Short problem:
Would you restate all the data that follows, word for word?

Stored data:
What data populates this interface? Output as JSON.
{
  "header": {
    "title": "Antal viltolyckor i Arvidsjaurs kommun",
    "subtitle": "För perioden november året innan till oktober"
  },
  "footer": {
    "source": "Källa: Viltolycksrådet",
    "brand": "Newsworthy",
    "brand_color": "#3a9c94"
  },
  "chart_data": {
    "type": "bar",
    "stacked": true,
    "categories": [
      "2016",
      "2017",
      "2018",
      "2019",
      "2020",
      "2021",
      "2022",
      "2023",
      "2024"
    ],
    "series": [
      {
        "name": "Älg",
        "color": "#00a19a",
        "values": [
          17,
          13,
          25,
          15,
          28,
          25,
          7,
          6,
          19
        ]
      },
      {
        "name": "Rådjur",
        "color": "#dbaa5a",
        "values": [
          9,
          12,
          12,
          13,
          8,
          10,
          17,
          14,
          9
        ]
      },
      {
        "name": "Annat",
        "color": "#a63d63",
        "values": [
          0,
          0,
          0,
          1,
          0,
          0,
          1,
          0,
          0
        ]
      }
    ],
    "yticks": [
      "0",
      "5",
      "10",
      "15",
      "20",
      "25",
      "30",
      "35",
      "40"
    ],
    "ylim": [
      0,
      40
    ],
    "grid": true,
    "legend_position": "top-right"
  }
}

Solution to this task:
What data populates this interface? Output as JSON.
{
  "header": {
    "title": "Antal viltolyckor i Arvidsjaurs kommun",
    "subtitle": "För perioden november året innan till oktober"
  },
  "footer": {
    "source": "Källa: Viltolycksrådet",
    "brand": "Newsworthy",
    "brand_color": "#3a9c94"
  },
  "chart_data": {
    "type": "bar",
    "stacked": true,
    "categories": [
      "2016",
      "2017",
      "2018",
      "2019",
      "2020",
      "2021",
      "2022",
      "2023",
      "2024"
    ],
    "series": [
      {
        "name": "Älg",
        "color": "#00a19a",
        "values": [
          17,
          13,
          25,
          15,
          28,
          25,
          7,
          6,
          19
        ]
      },
      {
        "name": "Rådjur",
        "color": "#dbaa5a",
        "values": [
          9,
          12,
          12,
          13,
          8,
          10,
          17,
          14,
          9
        ]
      },
      {
        "name": "Annat",
        "color": "#a63d63",
        "values": [
          0,
          0,
          0,
          1,
          0,
          0,
          1,
          0,
          0
        ]
      }
    ],
    "yticks": [
      "0",
      "5",
      "10",
      "15",
      "20",
      "25",
      "30",
      "35",
      "40"
    ],
    "ylim": [
      0,
      40
    ],
    "grid": true,
    "legend_position": "top-right"
  }
}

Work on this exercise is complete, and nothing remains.